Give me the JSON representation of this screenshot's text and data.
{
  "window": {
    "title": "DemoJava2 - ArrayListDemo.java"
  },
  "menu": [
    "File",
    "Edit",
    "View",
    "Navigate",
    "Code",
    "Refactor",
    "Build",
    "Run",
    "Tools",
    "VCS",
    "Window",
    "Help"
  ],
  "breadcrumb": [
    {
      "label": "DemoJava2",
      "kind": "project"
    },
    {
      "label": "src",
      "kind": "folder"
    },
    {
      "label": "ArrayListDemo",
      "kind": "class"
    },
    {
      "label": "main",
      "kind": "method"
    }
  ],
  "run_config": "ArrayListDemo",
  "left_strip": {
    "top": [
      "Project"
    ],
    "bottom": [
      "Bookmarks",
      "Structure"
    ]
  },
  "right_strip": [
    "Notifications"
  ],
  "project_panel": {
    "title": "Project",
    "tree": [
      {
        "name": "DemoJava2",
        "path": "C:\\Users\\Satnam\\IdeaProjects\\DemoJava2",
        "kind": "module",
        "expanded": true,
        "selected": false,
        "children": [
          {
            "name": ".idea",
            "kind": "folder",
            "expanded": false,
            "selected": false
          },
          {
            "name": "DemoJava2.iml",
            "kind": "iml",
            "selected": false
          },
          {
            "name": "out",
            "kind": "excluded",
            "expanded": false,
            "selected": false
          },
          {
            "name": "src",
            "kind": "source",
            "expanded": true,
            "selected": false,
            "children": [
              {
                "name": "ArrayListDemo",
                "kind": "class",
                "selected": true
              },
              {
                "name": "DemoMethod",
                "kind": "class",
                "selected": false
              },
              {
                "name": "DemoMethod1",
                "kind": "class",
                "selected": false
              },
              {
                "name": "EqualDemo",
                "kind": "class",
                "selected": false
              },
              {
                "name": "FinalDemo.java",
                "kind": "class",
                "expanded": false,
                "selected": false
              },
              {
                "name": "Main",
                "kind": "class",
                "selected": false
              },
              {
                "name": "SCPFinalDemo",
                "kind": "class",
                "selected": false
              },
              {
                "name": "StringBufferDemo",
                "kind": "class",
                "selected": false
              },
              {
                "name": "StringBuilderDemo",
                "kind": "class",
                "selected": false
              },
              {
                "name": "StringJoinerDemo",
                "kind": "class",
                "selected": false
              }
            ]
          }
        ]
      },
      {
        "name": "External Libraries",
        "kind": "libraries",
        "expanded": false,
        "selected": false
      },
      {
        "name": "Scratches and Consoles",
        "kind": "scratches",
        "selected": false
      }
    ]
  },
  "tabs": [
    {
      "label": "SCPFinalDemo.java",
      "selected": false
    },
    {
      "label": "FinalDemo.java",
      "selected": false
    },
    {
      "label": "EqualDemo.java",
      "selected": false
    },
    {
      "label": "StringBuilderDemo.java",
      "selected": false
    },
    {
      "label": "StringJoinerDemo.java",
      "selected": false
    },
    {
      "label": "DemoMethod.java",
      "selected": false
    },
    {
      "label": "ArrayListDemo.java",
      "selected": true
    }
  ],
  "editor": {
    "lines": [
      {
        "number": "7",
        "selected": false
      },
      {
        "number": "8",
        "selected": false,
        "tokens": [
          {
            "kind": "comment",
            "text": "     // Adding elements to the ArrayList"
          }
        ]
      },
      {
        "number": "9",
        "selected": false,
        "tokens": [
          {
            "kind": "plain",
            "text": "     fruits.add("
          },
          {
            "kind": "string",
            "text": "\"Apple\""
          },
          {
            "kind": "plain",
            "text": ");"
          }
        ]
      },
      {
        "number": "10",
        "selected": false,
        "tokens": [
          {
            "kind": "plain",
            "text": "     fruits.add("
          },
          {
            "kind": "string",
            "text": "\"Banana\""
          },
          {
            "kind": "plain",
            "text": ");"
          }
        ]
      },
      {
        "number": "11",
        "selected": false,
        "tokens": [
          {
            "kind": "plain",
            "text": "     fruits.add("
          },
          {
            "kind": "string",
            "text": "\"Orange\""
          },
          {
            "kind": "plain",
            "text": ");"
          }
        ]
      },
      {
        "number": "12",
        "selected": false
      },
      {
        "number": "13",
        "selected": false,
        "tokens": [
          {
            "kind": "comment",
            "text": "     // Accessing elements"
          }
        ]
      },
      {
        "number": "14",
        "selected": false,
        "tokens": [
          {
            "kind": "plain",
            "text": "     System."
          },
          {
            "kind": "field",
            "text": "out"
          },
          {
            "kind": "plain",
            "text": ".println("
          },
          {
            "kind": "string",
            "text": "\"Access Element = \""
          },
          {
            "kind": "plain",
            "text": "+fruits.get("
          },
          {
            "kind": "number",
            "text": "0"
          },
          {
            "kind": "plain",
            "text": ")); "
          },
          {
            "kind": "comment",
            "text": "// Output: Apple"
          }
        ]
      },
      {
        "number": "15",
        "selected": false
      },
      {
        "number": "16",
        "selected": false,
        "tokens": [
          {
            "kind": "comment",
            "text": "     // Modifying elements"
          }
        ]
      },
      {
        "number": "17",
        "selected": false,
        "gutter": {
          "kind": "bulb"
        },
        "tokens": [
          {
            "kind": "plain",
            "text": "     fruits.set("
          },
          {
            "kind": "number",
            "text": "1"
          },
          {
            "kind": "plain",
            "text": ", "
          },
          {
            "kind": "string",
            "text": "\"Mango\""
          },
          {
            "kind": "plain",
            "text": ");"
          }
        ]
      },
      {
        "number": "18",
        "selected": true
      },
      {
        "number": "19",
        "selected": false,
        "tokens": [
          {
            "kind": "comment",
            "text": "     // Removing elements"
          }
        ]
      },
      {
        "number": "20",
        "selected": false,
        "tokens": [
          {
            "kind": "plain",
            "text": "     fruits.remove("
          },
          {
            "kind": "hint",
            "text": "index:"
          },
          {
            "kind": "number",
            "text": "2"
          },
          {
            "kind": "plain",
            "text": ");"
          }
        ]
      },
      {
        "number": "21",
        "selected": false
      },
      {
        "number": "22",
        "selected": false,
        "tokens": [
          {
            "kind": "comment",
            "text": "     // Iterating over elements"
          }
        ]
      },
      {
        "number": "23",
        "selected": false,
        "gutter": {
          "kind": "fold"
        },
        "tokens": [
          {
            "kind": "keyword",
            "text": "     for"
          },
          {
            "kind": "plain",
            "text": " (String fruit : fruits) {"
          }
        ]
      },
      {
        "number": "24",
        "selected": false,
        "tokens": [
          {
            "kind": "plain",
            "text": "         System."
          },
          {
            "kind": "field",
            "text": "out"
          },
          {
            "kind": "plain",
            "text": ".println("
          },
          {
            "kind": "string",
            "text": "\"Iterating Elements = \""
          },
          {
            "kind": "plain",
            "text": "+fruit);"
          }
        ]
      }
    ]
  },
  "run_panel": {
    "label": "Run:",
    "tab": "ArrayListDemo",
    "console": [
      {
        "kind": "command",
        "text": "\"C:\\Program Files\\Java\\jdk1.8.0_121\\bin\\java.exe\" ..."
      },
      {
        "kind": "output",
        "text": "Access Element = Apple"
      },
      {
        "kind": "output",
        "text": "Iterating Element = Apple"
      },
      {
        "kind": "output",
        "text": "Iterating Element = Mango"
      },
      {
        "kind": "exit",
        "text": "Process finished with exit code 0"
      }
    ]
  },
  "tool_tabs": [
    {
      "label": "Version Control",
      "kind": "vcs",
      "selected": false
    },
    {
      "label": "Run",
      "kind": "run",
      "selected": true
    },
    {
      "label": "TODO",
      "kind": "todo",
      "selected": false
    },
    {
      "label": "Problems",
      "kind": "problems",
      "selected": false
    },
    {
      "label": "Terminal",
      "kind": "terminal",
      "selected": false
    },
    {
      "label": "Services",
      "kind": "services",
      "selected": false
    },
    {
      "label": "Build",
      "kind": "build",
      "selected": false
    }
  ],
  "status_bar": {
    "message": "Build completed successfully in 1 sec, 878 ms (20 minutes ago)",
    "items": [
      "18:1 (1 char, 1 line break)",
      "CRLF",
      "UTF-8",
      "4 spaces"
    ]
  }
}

TASK GOAL:
Copy each line of the entries that includes the word "StringBuilderDemo".

PROBLEM SOLUTION:
                "name": "StringBuilderDemo",
      "label": "StringBuilderDemo.java",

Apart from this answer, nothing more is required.